Written request —
Each line below is to be written out in full, exactly as shown.

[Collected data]
"""

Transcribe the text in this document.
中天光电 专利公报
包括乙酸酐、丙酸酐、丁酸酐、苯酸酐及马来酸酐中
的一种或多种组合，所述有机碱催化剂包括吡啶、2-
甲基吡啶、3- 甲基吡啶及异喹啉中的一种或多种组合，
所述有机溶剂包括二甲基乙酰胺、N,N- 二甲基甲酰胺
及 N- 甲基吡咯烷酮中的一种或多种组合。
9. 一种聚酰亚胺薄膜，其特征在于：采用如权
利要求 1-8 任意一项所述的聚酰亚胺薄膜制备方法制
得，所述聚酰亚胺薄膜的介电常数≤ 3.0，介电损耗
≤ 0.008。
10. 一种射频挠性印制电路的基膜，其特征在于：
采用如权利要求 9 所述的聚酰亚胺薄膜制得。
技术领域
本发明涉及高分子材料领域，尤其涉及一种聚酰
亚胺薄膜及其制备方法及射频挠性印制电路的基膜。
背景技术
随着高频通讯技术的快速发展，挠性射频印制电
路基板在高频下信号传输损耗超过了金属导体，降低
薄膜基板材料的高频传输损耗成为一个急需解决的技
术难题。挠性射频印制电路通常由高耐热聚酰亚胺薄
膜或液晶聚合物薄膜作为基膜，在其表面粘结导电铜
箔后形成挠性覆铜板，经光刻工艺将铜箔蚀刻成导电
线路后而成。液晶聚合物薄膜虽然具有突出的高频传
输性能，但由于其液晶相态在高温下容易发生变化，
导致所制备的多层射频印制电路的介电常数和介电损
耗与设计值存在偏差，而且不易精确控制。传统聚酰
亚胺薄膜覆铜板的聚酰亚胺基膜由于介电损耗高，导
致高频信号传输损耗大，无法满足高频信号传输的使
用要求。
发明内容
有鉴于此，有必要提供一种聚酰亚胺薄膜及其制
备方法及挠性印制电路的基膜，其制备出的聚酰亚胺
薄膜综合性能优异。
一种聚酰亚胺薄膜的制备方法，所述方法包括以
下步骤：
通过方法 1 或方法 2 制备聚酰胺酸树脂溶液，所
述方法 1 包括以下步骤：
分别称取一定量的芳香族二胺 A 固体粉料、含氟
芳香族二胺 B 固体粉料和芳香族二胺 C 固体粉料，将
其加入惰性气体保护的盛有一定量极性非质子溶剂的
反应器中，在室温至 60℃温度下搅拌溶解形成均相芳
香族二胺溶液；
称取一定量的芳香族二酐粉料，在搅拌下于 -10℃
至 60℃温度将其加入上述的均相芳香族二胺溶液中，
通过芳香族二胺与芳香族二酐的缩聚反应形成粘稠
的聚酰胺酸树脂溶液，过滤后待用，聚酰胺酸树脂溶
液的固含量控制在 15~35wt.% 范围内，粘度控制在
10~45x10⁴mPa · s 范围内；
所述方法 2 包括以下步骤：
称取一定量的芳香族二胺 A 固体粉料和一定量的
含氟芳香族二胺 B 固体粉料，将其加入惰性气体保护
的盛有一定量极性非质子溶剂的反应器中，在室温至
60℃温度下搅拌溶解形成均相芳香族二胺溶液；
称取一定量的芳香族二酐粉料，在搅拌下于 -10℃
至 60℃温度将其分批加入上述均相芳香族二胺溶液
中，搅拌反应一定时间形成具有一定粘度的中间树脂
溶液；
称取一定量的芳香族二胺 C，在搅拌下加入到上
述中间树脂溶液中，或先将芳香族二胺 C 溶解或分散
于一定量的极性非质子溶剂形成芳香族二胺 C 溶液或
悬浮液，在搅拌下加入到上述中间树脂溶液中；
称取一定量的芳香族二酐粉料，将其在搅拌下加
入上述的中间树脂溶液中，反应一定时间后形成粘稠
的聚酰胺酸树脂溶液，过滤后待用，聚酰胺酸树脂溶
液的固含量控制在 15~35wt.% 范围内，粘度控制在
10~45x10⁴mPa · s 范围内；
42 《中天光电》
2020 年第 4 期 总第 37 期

"""

Response to this task —
Transcribe the text in this document.
中天光电 专利公报
包括乙酸酐、丙酸酐、丁酸酐、苯酸酐及马来酸酐中
的一种或多种组合，所述有机碱催化剂包括吡啶、2-
甲基吡啶、3- 甲基吡啶及异喹啉中的一种或多种组合，
所述有机溶剂包括二甲基乙酰胺、N,N- 二甲基甲酰胺
及 N- 甲基吡咯烷酮中的一种或多种组合。
9. 一种聚酰亚胺薄膜，其特征在于：采用如权
利要求 1-8 任意一项所述的聚酰亚胺薄膜制备方法制
得，所述聚酰亚胺薄膜的介电常数≤ 3.0，介电损耗
≤ 0.008。
10. 一种射频挠性印制电路的基膜，其特征在于：
采用如权利要求 9 所述的聚酰亚胺薄膜制得。
技术领域
本发明涉及高分子材料领域，尤其涉及一种聚酰
亚胺薄膜及其制备方法及射频挠性印制电路的基膜。
背景技术
随着高频通讯技术的快速发展，挠性射频印制电
路基板在高频下信号传输损耗超过了金属导体，降低
薄膜基板材料的高频传输损耗成为一个急需解决的技
术难题。挠性射频印制电路通常由高耐热聚酰亚胺薄
膜或液晶聚合物薄膜作为基膜，在其表面粘结导电铜
箔后形成挠性覆铜板，经光刻工艺将铜箔蚀刻成导电
线路后而成。液晶聚合物薄膜虽然具有突出的高频传
输性能，但由于其液晶相态在高温下容易发生变化，
导致所制备的多层射频印制电路的介电常数和介电损
耗与设计值存在偏差，而且不易精确控制。传统聚酰
亚胺薄膜覆铜板的聚酰亚胺基膜由于介电损耗高，导
致高频信号传输损耗大，无法满足高频信号传输的使
用要求。
发明内容
有鉴于此，有必要提供一种聚酰亚胺薄膜及其制
备方法及挠性印制电路的基膜，其制备出的聚酰亚胺
薄膜综合性能优异。
一种聚酰亚胺薄膜的制备方法，所述方法包括以
下步骤：
通过方法 1 或方法 2 制备聚酰胺酸树脂溶液，所
述方法 1 包括以下步骤：
分别称取一定量的芳香族二胺 A 固体粉料、含氟
芳香族二胺 B 固体粉料和芳香族二胺 C 固体粉料，将
其加入惰性气体保护的盛有一定量极性非质子溶剂的
反应器中，在室温至 60℃温度下搅拌溶解形成均相芳
香族二胺溶液；
称取一定量的芳香族二酐粉料，在搅拌下于 -10℃
至 60℃温度将其加入上述的均相芳香族二胺溶液中，
通过芳香族二胺与芳香族二酐的缩聚反应形成粘稠
的聚酰胺酸树脂溶液，过滤后待用，聚酰胺酸树脂溶
液的固含量控制在 15~35wt.% 范围内，粘度控制在
10~45x10⁴mPa · s 范围内；
所述方法 2 包括以下步骤：
称取一定量的芳香族二胺 A 固体粉料和一定量的
含氟芳香族二胺 B 固体粉料，将其加入惰性气体保护
的盛有一定量极性非质子溶剂的反应器中，在室温至
60℃温度下搅拌溶解形成均相芳香族二胺溶液；
称取一定量的芳香族二酐粉料，在搅拌下于 -10℃
至 60℃温度将其分批加入上述均相芳香族二胺溶液
中，搅拌反应一定时间形成具有一定粘度的中间树脂
溶液；
称取一定量的芳香族二胺 C，在搅拌下加入到上
述中间树脂溶液中，或先将芳香族二胺 C 溶解或分散
于一定量的极性非质子溶剂形成芳香族二胺 C 溶液或
悬浮液，在搅拌下加入到上述中间树脂溶液中；
称取一定量的芳香族二酐粉料，将其在搅拌下加
入上述的中间树脂溶液中，反应一定时间后形成粘稠
的聚酰胺酸树脂溶液，过滤后待用，聚酰胺酸树脂溶
液的固含量控制在 15~35wt.% 范围内，粘度控制在
10~45x10⁴mPa · s 范围内；
42 《中天光电》
2020 年第 4 期 总第 37 期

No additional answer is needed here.